*Set exercise*. Transcribe the full listing below exactly.

*Data provided*.

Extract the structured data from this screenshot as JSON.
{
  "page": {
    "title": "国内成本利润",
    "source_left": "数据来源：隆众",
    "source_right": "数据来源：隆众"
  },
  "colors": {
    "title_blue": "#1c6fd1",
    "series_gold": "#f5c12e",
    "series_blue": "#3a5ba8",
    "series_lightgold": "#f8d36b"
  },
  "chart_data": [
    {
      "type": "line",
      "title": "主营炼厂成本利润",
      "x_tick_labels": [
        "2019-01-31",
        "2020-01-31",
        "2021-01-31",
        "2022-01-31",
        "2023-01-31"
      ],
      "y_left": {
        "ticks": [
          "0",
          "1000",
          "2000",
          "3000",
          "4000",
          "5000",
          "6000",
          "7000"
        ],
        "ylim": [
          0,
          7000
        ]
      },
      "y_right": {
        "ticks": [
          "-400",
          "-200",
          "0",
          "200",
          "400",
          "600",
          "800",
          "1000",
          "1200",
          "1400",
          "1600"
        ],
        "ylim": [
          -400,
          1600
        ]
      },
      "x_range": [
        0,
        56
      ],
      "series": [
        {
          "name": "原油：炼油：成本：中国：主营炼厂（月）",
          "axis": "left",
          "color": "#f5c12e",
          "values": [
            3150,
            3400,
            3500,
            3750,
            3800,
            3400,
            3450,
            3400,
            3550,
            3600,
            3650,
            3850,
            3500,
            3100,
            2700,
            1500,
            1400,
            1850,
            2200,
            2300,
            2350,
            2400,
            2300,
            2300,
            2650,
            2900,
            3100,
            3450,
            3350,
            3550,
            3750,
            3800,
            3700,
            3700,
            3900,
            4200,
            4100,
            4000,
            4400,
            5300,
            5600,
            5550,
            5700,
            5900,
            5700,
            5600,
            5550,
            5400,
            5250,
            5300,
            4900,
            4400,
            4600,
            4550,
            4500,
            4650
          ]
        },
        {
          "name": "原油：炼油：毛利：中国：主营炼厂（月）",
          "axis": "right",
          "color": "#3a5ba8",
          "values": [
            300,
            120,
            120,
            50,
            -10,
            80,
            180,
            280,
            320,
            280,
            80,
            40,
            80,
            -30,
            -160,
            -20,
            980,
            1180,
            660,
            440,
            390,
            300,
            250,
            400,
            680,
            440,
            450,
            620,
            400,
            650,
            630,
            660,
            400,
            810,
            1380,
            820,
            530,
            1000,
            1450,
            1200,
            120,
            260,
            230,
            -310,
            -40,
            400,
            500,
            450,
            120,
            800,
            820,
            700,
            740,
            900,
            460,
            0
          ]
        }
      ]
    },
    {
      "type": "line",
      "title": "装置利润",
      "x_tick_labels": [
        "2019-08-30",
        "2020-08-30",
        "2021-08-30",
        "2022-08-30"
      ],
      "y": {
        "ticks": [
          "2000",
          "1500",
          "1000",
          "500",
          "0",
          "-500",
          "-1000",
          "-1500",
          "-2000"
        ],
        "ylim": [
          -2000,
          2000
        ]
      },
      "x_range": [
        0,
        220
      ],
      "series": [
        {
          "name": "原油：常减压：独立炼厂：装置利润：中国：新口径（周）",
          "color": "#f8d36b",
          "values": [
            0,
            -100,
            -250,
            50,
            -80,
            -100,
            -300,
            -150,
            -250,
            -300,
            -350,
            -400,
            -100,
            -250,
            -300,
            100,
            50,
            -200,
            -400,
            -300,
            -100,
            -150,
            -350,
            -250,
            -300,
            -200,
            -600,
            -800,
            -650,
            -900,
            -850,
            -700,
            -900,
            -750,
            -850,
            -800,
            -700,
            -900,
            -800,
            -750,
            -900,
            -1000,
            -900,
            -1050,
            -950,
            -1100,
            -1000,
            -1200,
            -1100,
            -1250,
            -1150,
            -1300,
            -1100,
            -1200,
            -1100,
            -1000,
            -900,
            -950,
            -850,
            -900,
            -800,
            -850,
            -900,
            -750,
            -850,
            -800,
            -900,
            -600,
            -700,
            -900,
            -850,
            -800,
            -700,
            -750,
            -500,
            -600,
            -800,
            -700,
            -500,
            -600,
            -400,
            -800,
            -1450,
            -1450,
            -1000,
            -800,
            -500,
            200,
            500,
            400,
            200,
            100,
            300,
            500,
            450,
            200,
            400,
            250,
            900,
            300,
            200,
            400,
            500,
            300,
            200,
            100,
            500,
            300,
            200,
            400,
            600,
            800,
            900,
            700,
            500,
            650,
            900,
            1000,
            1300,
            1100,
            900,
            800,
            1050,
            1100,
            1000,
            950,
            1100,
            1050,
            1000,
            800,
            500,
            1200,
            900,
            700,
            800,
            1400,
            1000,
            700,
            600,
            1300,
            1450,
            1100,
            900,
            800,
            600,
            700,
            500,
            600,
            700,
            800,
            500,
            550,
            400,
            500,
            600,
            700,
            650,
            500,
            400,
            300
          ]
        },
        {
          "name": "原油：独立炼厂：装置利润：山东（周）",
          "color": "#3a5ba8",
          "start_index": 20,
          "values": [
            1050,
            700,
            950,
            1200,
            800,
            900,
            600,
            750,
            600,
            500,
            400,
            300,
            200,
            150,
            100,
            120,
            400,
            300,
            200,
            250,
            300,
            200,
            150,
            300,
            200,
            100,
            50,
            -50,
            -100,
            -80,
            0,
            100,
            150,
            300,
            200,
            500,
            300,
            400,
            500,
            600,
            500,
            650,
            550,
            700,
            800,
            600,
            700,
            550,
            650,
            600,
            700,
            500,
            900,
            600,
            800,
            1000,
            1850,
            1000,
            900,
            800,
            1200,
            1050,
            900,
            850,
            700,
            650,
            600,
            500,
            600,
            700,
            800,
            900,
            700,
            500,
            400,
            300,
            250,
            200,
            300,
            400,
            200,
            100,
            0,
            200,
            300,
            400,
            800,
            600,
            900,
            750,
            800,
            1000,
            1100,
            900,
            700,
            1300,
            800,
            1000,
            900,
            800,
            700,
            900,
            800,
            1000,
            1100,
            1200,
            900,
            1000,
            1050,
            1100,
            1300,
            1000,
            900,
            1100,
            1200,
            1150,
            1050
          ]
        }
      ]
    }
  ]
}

*Full answer*.
Extract the structured data from this screenshot as JSON.
{
  "page": {
    "title": "国内成本利润",
    "source_left": "数据来源：隆众",
    "source_right": "数据来源：隆众"
  },
  "colors": {
    "title_blue": "#1c6fd1",
    "series_gold": "#f5c12e",
    "series_blue": "#3a5ba8",
    "series_lightgold": "#f8d36b"
  },
  "chart_data": [
    {
      "type": "line",
      "title": "主营炼厂成本利润",
      "x_tick_labels": [
        "2019-01-31",
        "2020-01-31",
        "2021-01-31",
        "2022-01-31",
        "2023-01-31"
      ],
      "y_left": {
        "ticks": [
          "0",
          "1000",
          "2000",
          "3000",
          "4000",
          "5000",
          "6000",
          "7000"
        ],
        "ylim": [
          0,
          7000
        ]
      },
      "y_right": {
        "ticks": [
          "-400",
          "-200",
          "0",
          "200",
          "400",
          "600",
          "800",
          "1000",
          "1200",
          "1400",
          "1600"
        ],
        "ylim": [
          -400,
          1600
        ]
      },
      "x_range": [
        0,
        56
      ],
      "series": [
        {
          "name": "原油：炼油：成本：中国：主营炼厂（月）",
          "axis": "left",
          "color": "#f5c12e",
          "values": [
            3150,
            3400,
            3500,
            3750,
            3800,
            3400,
            3450,
            3400,
            3550,
            3600,
            3650,
            3850,
            3500,
            3100,
            2700,
            1500,
            1400,
            1850,
            2200,
            2300,
            2350,
            2400,
            2300,
            2300,
            2650,
            2900,
            3100,
            3450,
            3350,
            3550,
            3750,
            3800,
            3700,
            3700,
            3900,
            4200,
            4100,
            4000,
            4400,
            5300,
            5600,
            5550,
            5700,
            5900,
            5700,
            5600,
            5550,
            5400,
            5250,
            5300,
            4900,
            4400,
            4600,
            4550,
            4500,
            4650
          ]
        },
        {
          "name": "原油：炼油：毛利：中国：主营炼厂（月）",
          "axis": "right",
          "color": "#3a5ba8",
          "values": [
            300,
            120,
            120,
            50,
            -10,
            80,
            180,
            280,
            320,
            280,
            80,
            40,
            80,
            -30,
            -160,
            -20,
            980,
            1180,
            660,
            440,
            390,
            300,
            250,
            400,
            680,
            440,
            450,
            620,
            400,
            650,
            630,
            660,
            400,
            810,
            1380,
            820,
            530,
            1000,
            1450,
            1200,
            120,
            260,
            230,
            -310,
            -40,
            400,
            500,
            450,
            120,
            800,
            820,
            700,
            740,
            900,
            460,
            0
          ]
        }
      ]
    },
    {
      "type": "line",
      "title": "装置利润",
      "x_tick_labels": [
        "2019-08-30",
        "2020-08-30",
        "2021-08-30",
        "2022-08-30"
      ],
      "y": {
        "ticks": [
          "2000",
          "1500",
          "1000",
          "500",
          "0",
          "-500",
          "-1000",
          "-1500",
          "-2000"
        ],
        "ylim": [
          -2000,
          2000
        ]
      },
      "x_range": [
        0,
        220
      ],
      "series": [
        {
          "name": "原油：常减压：独立炼厂：装置利润：中国：新口径（周）",
          "color": "#f8d36b",
          "values": [
            0,
            -100,
            -250,
            50,
            -80,
            -100,
            -300,
            -150,
            -250,
            -300,
            -350,
            -400,
            -100,
            -250,
            -300,
            100,
            50,
            -200,
            -400,
            -300,
            -100,
            -150,
            -350,
            -250,
            -300,
            -200,
            -600,
            -800,
            -650,
            -900,
            -850,
            -700,
            -900,
            -750,
            -850,
            -800,
            -700,
            -900,
            -800,
            -750,
            -900,
            -1000,
            -900,
            -1050,
            -950,
            -1100,
            -1000,
            -1200,
            -1100,
            -1250,
            -1150,
            -1300,
            -1100,
            -1200,
            -1100,
            -1000,
            -900,
            -950,
            -850,
            -900,
            -800,
            -850,
            -900,
            -750,
            -850,
            -800,
            -900,
            -600,
            -700,
            -900,
            -850,
            -800,
            -700,
            -750,
            -500,
            -600,
            -800,
            -700,
            -500,
            -600,
            -400,
            -800,
            -1450,
            -1450,
            -1000,
            -800,
            -500,
            200,
            500,
            400,
            200,
            100,
            300,
            500,
            450,
            200,
            400,
            250,
            900,
            300,
            200,
            400,
            500,
            300,
            200,
            100,
            500,
            300,
            200,
            400,
            600,
            800,
            900,
            700,
            500,
            650,
            900,
            1000,
            1300,
            1100,
            900,
            800,
            1050,
            1100,
            1000,
            950,
            1100,
            1050,
            1000,
            800,
            500,
            1200,
            900,
            700,
            800,
            1400,
            1000,
            700,
            600,
            1300,
            1450,
            1100,
            900,
            800,
            600,
            700,
            500,
            600,
            700,
            800,
            500,
            550,
            400,
            500,
            600,
            700,
            650,
            500,
            400,
            300
          ]
        },
        {
          "name": "原油：独立炼厂：装置利润：山东（周）",
          "color": "#3a5ba8",
          "start_index": 20,
          "values": [
            1050,
            700,
            950,
            1200,
            800,
            900,
            600,
            750,
            600,
            500,
            400,
            300,
            200,
            150,
            100,
            120,
            400,
            300,
            200,
            250,
            300,
            200,
            150,
            300,
            200,
            100,
            50,
            -50,
            -100,
            -80,
            0,
            100,
            150,
            300,
            200,
            500,
            300,
            400,
            500,
            600,
            500,
            650,
            550,
            700,
            800,
            600,
            700,
            550,
            650,
            600,
            700,
            500,
            900,
            600,
            800,
            1000,
            1850,
            1000,
            900,
            800,
            1200,
            1050,
            900,
            850,
            700,
            650,
            600,
            500,
            600,
            700,
            800,
            900,
            700,
            500,
            400,
            300,
            250,
            200,
            300,
            400,
            200,
            100,
            0,
            200,
            300,
            400,
            800,
            600,
            900,
            750,
            800,
            1000,
            1100,
            900,
            700,
            1300,
            800,
            1000,
            900,
            800,
            700,
            900,
            800,
            1000,
            1100,
            1200,
            900,
            1000,
            1050,
            1100,
            1300,
            1000,
            900,
            1100,
            1200,
            1150,
            1050
          ]
        }
      ]
    }
  ]
}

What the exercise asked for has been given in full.